▶ **Data rows**

##########

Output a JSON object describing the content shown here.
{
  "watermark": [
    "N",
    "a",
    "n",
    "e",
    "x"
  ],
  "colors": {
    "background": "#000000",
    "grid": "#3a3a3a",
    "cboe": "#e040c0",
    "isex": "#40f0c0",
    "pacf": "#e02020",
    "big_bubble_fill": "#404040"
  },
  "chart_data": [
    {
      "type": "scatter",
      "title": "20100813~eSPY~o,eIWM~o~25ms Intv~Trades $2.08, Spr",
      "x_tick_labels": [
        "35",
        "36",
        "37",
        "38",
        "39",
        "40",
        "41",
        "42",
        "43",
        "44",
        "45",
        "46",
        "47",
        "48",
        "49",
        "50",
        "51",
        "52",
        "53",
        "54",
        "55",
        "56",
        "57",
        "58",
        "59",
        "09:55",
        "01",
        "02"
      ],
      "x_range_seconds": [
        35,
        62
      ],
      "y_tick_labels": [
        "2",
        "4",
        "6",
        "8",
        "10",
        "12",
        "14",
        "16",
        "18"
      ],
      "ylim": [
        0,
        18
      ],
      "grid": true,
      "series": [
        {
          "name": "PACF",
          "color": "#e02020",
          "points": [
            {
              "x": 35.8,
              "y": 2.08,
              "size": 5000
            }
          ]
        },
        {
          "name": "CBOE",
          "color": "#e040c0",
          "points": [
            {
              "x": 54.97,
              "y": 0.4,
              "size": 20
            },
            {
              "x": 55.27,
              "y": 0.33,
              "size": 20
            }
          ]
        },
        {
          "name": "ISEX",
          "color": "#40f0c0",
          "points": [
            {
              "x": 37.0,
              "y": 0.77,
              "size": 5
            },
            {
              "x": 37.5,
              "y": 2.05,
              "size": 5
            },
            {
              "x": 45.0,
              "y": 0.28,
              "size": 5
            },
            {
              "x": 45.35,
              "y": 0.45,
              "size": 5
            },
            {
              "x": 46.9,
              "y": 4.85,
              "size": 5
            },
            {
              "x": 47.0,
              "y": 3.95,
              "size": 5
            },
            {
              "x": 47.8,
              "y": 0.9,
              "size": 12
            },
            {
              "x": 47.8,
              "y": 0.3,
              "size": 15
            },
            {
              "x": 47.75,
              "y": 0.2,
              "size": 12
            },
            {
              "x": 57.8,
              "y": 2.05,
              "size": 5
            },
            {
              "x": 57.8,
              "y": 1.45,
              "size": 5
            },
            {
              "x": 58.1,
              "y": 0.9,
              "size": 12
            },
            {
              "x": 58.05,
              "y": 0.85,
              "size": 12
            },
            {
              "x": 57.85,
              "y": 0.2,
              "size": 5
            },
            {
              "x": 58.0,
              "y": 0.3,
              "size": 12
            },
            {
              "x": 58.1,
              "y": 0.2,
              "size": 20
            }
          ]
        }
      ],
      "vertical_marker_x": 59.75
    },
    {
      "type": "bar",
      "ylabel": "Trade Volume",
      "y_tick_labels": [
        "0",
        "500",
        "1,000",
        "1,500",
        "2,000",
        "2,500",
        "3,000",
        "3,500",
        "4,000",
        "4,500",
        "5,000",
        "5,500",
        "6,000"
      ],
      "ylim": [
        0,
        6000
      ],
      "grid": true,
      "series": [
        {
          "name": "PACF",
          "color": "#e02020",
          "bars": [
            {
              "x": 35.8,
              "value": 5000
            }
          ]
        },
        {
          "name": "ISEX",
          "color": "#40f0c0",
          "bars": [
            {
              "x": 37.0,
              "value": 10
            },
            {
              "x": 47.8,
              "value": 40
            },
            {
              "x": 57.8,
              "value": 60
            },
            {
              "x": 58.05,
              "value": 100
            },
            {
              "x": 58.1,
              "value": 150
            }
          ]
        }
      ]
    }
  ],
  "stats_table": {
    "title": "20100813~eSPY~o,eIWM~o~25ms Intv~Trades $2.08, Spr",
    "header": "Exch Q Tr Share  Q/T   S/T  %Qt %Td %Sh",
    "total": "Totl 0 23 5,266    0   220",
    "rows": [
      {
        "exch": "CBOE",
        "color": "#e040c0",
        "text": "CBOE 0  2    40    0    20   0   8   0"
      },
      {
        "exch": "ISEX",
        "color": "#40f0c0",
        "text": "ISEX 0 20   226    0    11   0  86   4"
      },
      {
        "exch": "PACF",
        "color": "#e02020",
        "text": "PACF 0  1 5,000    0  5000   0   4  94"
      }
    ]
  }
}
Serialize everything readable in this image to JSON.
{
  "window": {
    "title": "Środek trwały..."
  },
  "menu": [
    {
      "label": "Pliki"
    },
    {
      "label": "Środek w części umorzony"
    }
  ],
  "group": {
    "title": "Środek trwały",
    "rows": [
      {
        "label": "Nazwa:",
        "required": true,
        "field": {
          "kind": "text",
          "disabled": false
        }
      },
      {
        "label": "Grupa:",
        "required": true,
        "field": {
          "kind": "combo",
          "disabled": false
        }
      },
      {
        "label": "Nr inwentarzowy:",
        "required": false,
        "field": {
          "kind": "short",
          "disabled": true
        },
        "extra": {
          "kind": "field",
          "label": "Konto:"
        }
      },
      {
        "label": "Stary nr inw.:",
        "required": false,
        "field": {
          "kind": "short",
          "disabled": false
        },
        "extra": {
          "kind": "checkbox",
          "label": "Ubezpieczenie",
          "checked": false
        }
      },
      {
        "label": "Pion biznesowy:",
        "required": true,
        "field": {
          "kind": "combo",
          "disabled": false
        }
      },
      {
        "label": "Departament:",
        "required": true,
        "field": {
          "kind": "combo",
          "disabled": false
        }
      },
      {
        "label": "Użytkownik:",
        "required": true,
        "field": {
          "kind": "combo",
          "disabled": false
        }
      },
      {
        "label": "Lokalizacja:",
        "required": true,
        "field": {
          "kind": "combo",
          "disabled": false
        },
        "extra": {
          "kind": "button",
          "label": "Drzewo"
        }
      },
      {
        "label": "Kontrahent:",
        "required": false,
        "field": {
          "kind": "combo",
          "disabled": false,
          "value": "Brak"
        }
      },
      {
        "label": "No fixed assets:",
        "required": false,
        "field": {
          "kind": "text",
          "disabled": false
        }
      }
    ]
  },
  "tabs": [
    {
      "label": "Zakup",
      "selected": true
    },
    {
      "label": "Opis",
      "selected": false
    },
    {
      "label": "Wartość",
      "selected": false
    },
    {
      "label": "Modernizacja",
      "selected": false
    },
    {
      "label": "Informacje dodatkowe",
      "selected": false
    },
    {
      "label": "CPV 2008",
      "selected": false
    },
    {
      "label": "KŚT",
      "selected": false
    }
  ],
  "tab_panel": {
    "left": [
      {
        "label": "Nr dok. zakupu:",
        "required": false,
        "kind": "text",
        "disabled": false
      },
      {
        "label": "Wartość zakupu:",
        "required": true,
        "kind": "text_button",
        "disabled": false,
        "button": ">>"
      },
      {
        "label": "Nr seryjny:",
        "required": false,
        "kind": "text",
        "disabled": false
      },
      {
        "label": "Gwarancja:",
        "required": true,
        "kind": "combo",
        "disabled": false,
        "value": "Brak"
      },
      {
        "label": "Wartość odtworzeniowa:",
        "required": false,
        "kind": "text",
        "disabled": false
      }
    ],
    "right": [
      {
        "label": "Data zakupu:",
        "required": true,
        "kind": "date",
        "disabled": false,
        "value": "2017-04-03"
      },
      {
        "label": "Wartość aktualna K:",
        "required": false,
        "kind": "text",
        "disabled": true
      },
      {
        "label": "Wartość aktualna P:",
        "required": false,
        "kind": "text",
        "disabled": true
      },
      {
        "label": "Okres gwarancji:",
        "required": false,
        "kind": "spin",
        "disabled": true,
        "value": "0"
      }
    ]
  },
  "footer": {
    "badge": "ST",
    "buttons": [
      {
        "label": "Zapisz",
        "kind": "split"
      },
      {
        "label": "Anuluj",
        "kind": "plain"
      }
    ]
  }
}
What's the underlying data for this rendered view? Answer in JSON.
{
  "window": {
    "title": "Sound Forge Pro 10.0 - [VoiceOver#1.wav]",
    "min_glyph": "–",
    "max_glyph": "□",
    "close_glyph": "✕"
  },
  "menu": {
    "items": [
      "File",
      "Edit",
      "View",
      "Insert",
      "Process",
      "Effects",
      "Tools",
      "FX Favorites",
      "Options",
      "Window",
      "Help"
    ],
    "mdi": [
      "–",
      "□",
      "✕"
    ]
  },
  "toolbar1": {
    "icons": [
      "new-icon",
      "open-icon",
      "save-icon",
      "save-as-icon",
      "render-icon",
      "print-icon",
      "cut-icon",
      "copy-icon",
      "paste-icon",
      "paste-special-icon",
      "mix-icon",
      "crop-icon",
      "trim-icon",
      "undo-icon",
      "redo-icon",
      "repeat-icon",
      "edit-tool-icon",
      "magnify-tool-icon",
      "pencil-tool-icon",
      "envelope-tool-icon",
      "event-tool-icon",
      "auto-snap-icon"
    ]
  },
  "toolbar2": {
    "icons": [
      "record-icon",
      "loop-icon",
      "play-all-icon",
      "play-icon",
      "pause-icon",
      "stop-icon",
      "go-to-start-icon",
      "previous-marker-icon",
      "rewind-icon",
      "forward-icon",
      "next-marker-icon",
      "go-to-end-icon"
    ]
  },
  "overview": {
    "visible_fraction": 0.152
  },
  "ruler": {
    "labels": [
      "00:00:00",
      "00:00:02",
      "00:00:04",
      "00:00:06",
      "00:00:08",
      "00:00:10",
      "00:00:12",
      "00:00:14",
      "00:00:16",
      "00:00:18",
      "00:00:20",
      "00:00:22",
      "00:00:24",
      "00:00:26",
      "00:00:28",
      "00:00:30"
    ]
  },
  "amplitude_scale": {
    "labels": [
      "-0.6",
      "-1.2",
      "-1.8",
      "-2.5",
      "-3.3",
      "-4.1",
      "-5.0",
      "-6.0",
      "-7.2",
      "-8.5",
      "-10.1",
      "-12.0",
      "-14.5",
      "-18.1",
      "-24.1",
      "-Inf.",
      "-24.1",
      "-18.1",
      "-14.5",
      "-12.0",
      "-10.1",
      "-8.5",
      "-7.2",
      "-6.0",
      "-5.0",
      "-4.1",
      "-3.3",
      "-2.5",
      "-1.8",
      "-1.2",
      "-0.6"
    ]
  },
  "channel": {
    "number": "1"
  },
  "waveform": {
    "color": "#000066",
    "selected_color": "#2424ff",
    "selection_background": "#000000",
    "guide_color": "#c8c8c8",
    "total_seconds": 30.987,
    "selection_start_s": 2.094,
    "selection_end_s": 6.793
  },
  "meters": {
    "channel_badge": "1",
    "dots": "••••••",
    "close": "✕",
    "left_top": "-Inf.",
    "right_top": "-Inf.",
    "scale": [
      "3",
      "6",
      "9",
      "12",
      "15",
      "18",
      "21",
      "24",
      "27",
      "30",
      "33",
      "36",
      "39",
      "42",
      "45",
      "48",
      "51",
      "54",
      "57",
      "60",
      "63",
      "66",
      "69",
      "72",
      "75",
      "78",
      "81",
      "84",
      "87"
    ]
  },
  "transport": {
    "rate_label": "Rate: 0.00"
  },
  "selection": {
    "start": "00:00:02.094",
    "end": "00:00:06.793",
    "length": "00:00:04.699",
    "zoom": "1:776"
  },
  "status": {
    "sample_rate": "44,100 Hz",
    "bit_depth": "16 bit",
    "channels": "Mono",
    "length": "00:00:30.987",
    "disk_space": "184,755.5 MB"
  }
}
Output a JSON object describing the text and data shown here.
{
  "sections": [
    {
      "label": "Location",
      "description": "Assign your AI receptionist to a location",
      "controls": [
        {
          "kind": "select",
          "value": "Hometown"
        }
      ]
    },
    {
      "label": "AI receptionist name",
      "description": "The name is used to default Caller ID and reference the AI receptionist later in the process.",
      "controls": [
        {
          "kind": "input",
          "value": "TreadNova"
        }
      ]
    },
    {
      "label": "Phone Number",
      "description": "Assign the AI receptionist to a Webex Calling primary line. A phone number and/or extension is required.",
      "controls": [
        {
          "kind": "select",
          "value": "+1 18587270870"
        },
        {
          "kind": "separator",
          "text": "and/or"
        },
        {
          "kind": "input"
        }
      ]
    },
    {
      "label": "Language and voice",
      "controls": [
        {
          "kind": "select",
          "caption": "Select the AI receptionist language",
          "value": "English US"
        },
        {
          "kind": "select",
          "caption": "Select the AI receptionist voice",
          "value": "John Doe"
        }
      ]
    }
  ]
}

##########

▶ **Task instructions**
Collect the lines of the records that include the string "title".

▶ **The solution**
      "title": "20100813~eSPY~o,eIWM~o~25ms Intv~Trades $2.08, Spr",
    "title": "20100813~eSPY~o,eIWM~o~25ms Intv~Trades $2.08, Spr",
    "title": "Środek trwały..."
    "title": "Środek trwały",
    "title": "Sound Forge Pro 10.0 - [VoiceOver#1.wav]",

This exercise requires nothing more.